*THE TASK*. Working from the entries that follow, transcribe exactly and only the lines from the one with "OCR this image." through the last, pictures excluded.

*DATA SECTION*.
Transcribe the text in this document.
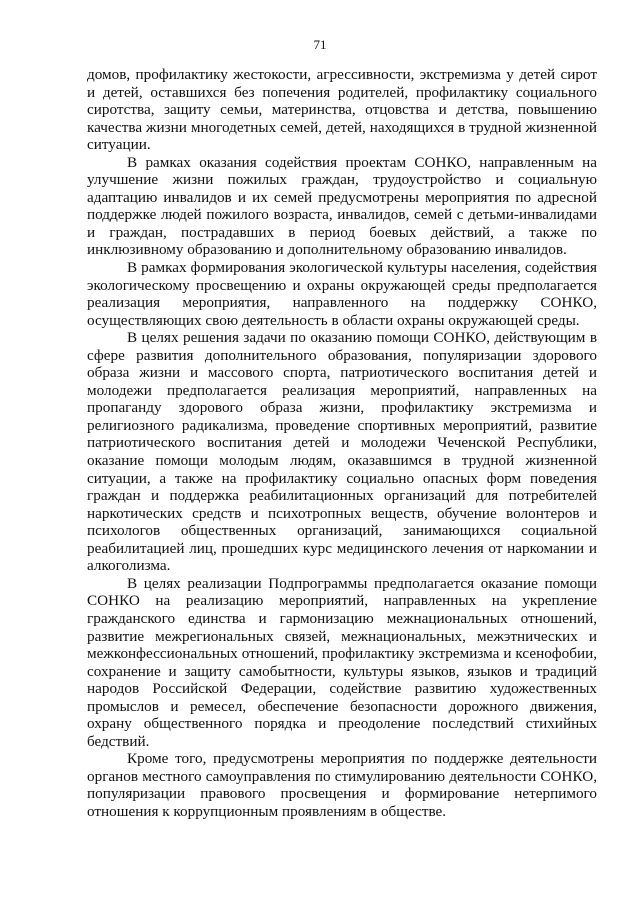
71

домов, профилактику жестокости, агрессивности, экстремизма у детей сирот и детей, оставшихся без попечения родителей, профилактику социального сиротства, защиту семьи, материнства, отцовства и детства, повышению качества жизни многодетных семей, детей, находящихся в трудной жизненной ситуации.

В рамках оказания содействия проектам СОНКО, направленным на улучшение жизни пожилых граждан, трудоустройство и социальную адаптацию инвалидов и их семей предусмотрены мероприятия по адресной поддержке людей пожилого возраста, инвалидов, семей с детьми-инвалидами и граждан, пострадавших в период боевых действий, а также по инклюзивному образованию и дополнительному образованию инвалидов.

В рамках формирования экологической культуры населения, содействия экологическому просвещению и охраны окружающей среды предполагается реализация мероприятия, направленного на поддержку СОНКО, осуществляющих свою деятельность в области охраны окружающей среды.

В целях решения задачи по оказанию помощи СОНКО, действующим в сфере развития дополнительного образования, популяризации здорового образа жизни и массового спорта, патриотического воспитания детей и молодежи предполагается реализация мероприятий, направленных на пропаганду здорового образа жизни, профилактику экстремизма и религиозного радикализма, проведение спортивных мероприятий, развитие патриотического воспитания детей и молодежи Чеченской Республики, оказание помощи молодым людям, оказавшимся в трудной жизненной ситуации, а также на профилактику социально опасных форм поведения граждан и поддержка реабилитационных организаций для потребителей наркотических средств и психотропных веществ, обучение волонтеров и психологов общественных организаций, занимающихся социальной реабилитацией лиц, прошедших курс медицинского лечения от наркомании и алкоголизма.

В целях реализации Подпрограммы предполагается оказание помощи СОНКО на реализацию мероприятий, направленных на укрепление гражданского единства и гармонизацию межнациональных отношений, развитие межрегиональных связей, межнациональных, межэтнических и межконфессиональных отношений, профилактику экстремизма и ксенофобии, сохранение и защиту самобытности, культуры языков, языков и традиций народов Российской Федерации, содействие развитию художественных промыслов и ремесел, обеспечение безопасности дорожного движения, охрану общественного порядка и преодоление последствий стихийных бедствий.

Кроме того, предусмотрены мероприятия по поддержке деятельности органов местного самоуправления по стимулированию деятельности СОНКО, популяризации правового просвещения и формирование нетерпимого отношения к коррупционным проявлениям в обществе.
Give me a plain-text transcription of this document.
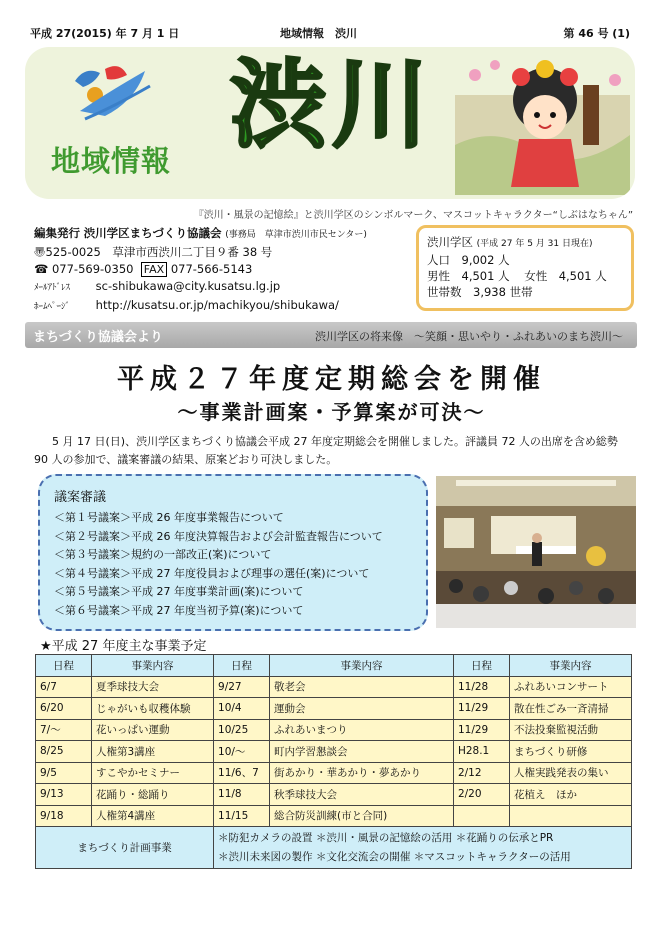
平成 27(2015) 年 7 月 1 日	地域情報　渋川	第 46 号 (1)
地域情報 渋川
『渋川・風景の記憶絵』と渋川学区のシンボルマーク、マスコットキャラクター“しぶはなちゃん”
編集発行 渋川学区まちづくり協議会 (事務局　草津市渋川市民センター)
〠525-0025　草津市西渋川二丁目９番 38 号
☎ 077-569-0350 FAX 077-566-5143
ﾒｰﾙｱﾄﾞﾚｽ sc-shibukawa@city.kusatsu.lg.jp
ﾎｰﾑﾍﾟｰｼﾞ http://kusatsu.or.jp/machikyou/shibukawa/
渋川学区 (平成 27 年 5 月 31 日現在)
人口　9,002 人
男性　4,501 人 女性　4,501 人
世帯数　3,938 世帯
まちづくり協議会より	渋川学区の将来像　～笑顔・思いやり・ふれあいのまち渋川～
平成２７年度定期総会を開催
～事業計画案・予算案が可決～
5 月 17 日(日)、渋川学区まちづくり協議会平成 27 年度定期総会を開催しました。評議員 72 人の出席を含め総勢 90 人の参加で、議案審議の結果、原案どおり可決しました。
議案審議
＜第１号議案＞平成 26 年度事業報告について
＜第２号議案＞平成 26 年度決算報告および会計監査報告について
＜第３号議案＞規約の一部改正(案)について
＜第４号議案＞平成 27 年度役員および理事の選任(案)について
＜第５号議案＞平成 27 年度事業計画(案)について
＜第６号議案＞平成 27 年度当初予算(案)について
★平成 27 年度主な事業予定
日程	事業内容	日程	事業内容	日程	事業内容
6/7	夏季球技大会	9/27	敬老会	11/28	ふれあいコンサート
6/20	じゃがいも収穫体験	10/4	運動会	11/29	散在性ごみ一斉清掃
7/～	花いっぱい運動	10/25	ふれあいまつり	11/29	不法投棄監視活動
8/25	人権第3講座	10/～	町内学習懇談会	H28.1	まちづくり研修
9/5	すこやかセミナー	11/6、7	街あかり・華あかり・夢あかり	2/12	人権実践発表の集い
9/13	花踊り・総踊り	11/8	秋季球技大会	2/20	花植え　ほか
9/18	人権第4講座	11/15	総合防災訓練(市と合同)		
まちづくり計画事業		＊防犯カメラの設置 ＊渋川・風景の記憶絵の活用 ＊花踊りの伝承とPR
＊渋川未来図の製作 ＊文化交流会の開催 ＊マスコットキャラクターの活用			
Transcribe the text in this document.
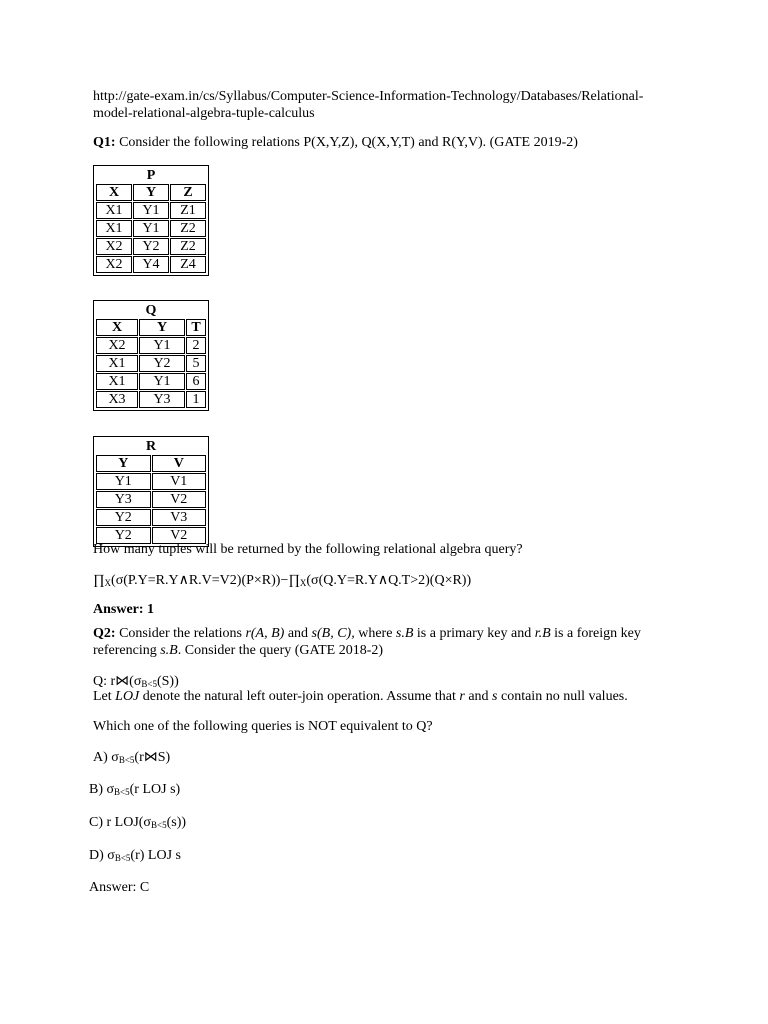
http://gate-exam.in/cs/Syllabus/Computer-Science-Information-Technology/Databases/Relational-
model-relational-algebra-tuple-calculus
Q1: Consider the following relations P(X,Y,Z), Q(X,Y,T) and R(Y,V). (GATE 2019-2)
P		
X	Y	Z
X1	Y1	Z1
X1	Y1	Z2
X2	Y2	Z2
X2	Y4	Z4
Q		
X	Y	T
X2	Y1	2
X1	Y2	5
X1	Y1	6
X3	Y3	1
R	
Y	V
Y1	V1
Y3	V2
Y2	V3
Y2	V2
How many tuples will be returned by the following relational algebra query?
$\prod_X(\sigma(P.Y=R.Y\wedge R.V=V2)(P\times R))-\prod_X(\sigma(Q.Y=R.Y\wedge Q.T>2)(Q\times R))$
Answer: 1
Q2: Consider the relations r(A, B) and s(B, C), where s.B is a primary key and r.B is a foreign key
referencing s.B. Consider the query (GATE 2018-2)
Q: $r⋈(\sigma_{B<5}(S))$
Let LOJ denote the natural left outer-join operation. Assume that r and s contain no null values.
Which one of the following queries is NOT equivalent to Q?
A) $\sigma_{B<5}(r⋈S)$
B) $\sigma_{B<5}(r$ LOJ s)
C) r $LOJ(\sigma_{B<5}(s))$
D) $\sigma_{B<5}(r)$ LOJ s
Answer: C
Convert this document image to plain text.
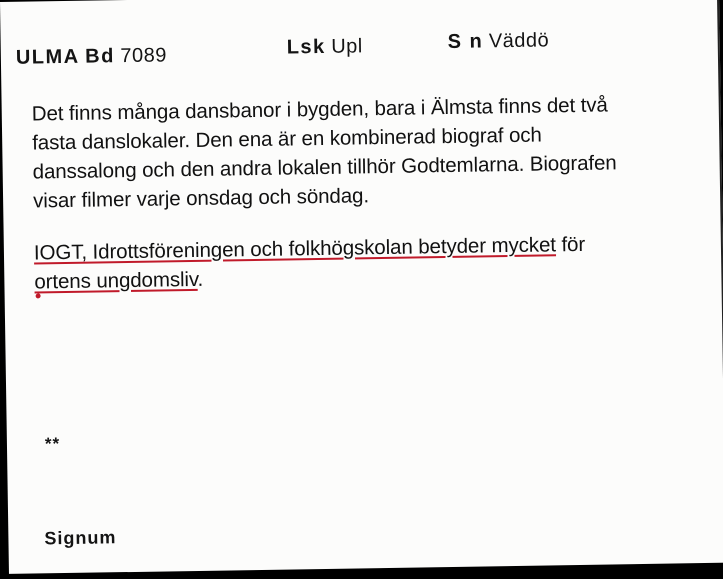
ULMA Bd 7089	Lsk Upl	S n Väddö
Det finns många dansbanor i bygden, bara i Älmsta finns det två
fasta danslokaler. Den ena är en kombinerad biograf och
danssalong och den andra lokalen tillhör Godtemlarna. Biografen
visar filmer varje onsdag och söndag.
IOGT, Idrottsföreningen och folkhögskolan betyder mycket för
ortens ungdomsliv.
**
Signum
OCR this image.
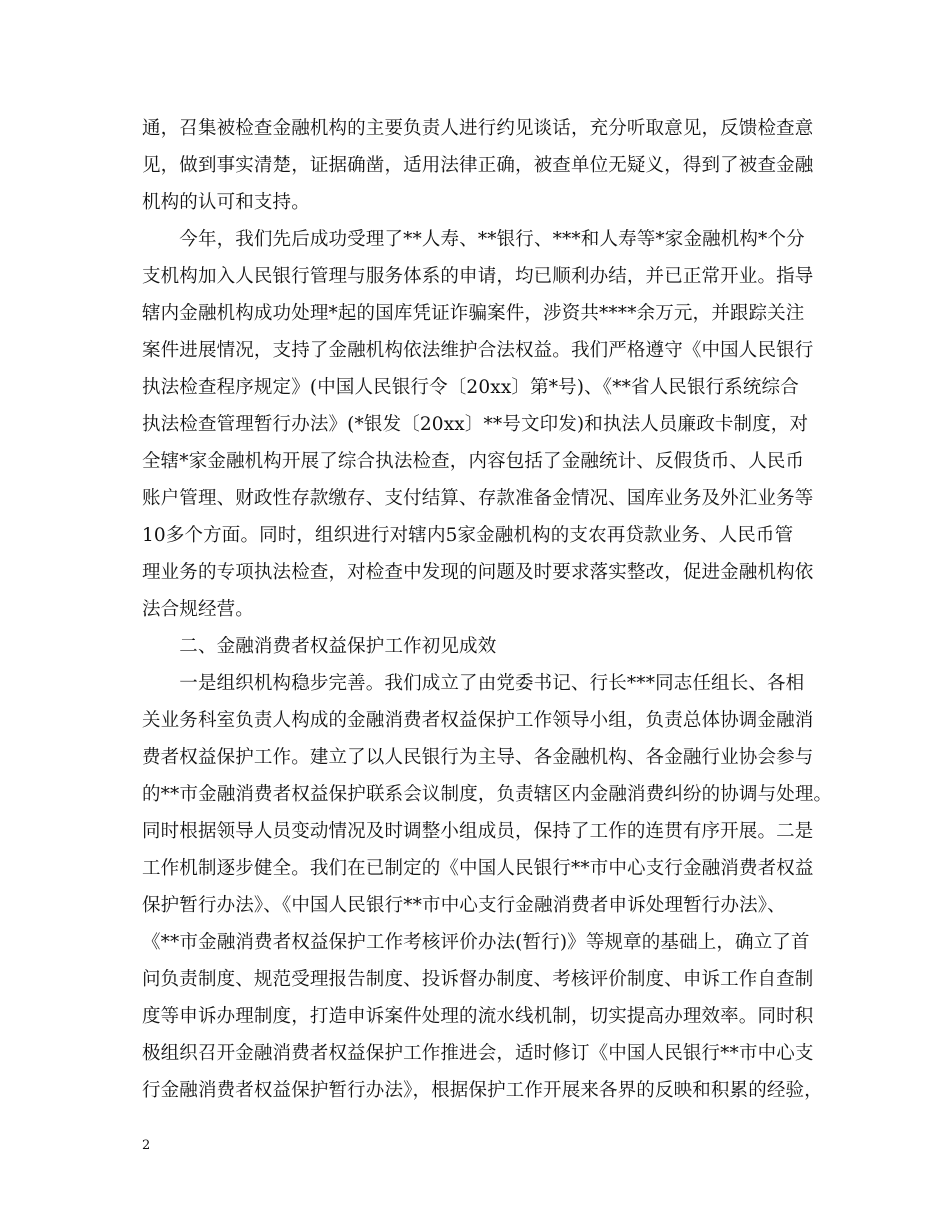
通，召集被检查金融机构的主要负责人进行约见谈话，充分听取意见，反馈检查意
见，做到事实清楚，证据确凿，适用法律正确，被查单位无疑义，得到了被查金融
机构的认可和支持。
　　今年，我们先后成功受理了**人寿、**银行、***和人寿等*家金融机构*个分
支机构加入人民银行管理与服务体系的申请，均已顺利办结，并已正常开业。指导
辖内金融机构成功处理*起的国库凭证诈骗案件，涉资共****余万元，并跟踪关注
案件进展情况，支持了金融机构依法维护合法权益。我们严格遵守《中国人民银行
执法检查程序规定》(中国人民银行令〔20xx〕第*号)、《**省人民银行系统综合
执法检查管理暂行办法》(*银发〔20xx〕**号文印发)和执法人员廉政卡制度，对
全辖*家金融机构开展了综合执法检查，内容包括了金融统计、反假货币、人民币
账户管理、财政性存款缴存、支付结算、存款准备金情况、国库业务及外汇业务等
10多个方面。同时，组织进行对辖内5家金融机构的支农再贷款业务、人民币管
理业务的专项执法检查，对检查中发现的问题及时要求落实整改，促进金融机构依
法合规经营。
　　二、金融消费者权益保护工作初见成效
　　一是组织机构稳步完善。我们成立了由党委书记、行长***同志任组长、各相
关业务科室负责人构成的金融消费者权益保护工作领导小组，负责总体协调金融消
费者权益保护工作。建立了以人民银行为主导、各金融机构、各金融行业协会参与
的**市金融消费者权益保护联系会议制度，负责辖区内金融消费纠纷的协调与处理。
同时根据领导人员变动情况及时调整小组成员，保持了工作的连贯有序开展。二是
工作机制逐步健全。我们在已制定的《中国人民银行**市中心支行金融消费者权益
保护暂行办法》、《中国人民银行**市中心支行金融消费者申诉处理暂行办法》、
《**市金融消费者权益保护工作考核评价办法(暂行)》等规章的基础上，确立了首
问负责制度、规范受理报告制度、投诉督办制度、考核评价制度、申诉工作自查制
度等申诉办理制度，打造申诉案件处理的流水线机制，切实提高办理效率。同时积
极组织召开金融消费者权益保护工作推进会，适时修订《中国人民银行**市中心支
行金融消费者权益保护暂行办法》，根据保护工作开展来各界的反映和积累的经验，
2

*EXERCISE SOLUTION*.
OCR this image.
通，召集被检查金融机构的主要负责人进行约见谈话，充分听取意见，反馈检查意
见，做到事实清楚，证据确凿，适用法律正确，被查单位无疑义，得到了被查金融
机构的认可和支持。
　　今年，我们先后成功受理了**人寿、**银行、***和人寿等*家金融机构*个分
支机构加入人民银行管理与服务体系的申请，均已顺利办结，并已正常开业。指导
辖内金融机构成功处理*起的国库凭证诈骗案件，涉资共****余万元，并跟踪关注
案件进展情况，支持了金融机构依法维护合法权益。我们严格遵守《中国人民银行
执法检查程序规定》(中国人民银行令〔20xx〕第*号)、《**省人民银行系统综合
执法检查管理暂行办法》(*银发〔20xx〕**号文印发)和执法人员廉政卡制度，对
全辖*家金融机构开展了综合执法检查，内容包括了金融统计、反假货币、人民币
账户管理、财政性存款缴存、支付结算、存款准备金情况、国库业务及外汇业务等
10多个方面。同时，组织进行对辖内5家金融机构的支农再贷款业务、人民币管
理业务的专项执法检查，对检查中发现的问题及时要求落实整改，促进金融机构依
法合规经营。
　　二、金融消费者权益保护工作初见成效
　　一是组织机构稳步完善。我们成立了由党委书记、行长***同志任组长、各相
关业务科室负责人构成的金融消费者权益保护工作领导小组，负责总体协调金融消
费者权益保护工作。建立了以人民银行为主导、各金融机构、各金融行业协会参与
的**市金融消费者权益保护联系会议制度，负责辖区内金融消费纠纷的协调与处理。
同时根据领导人员变动情况及时调整小组成员，保持了工作的连贯有序开展。二是
工作机制逐步健全。我们在已制定的《中国人民银行**市中心支行金融消费者权益
保护暂行办法》、《中国人民银行**市中心支行金融消费者申诉处理暂行办法》、
《**市金融消费者权益保护工作考核评价办法(暂行)》等规章的基础上，确立了首
问负责制度、规范受理报告制度、投诉督办制度、考核评价制度、申诉工作自查制
度等申诉办理制度，打造申诉案件处理的流水线机制，切实提高办理效率。同时积
极组织召开金融消费者权益保护工作推进会，适时修订《中国人民银行**市中心支
行金融消费者权益保护暂行办法》，根据保护工作开展来各界的反映和积累的经验，
2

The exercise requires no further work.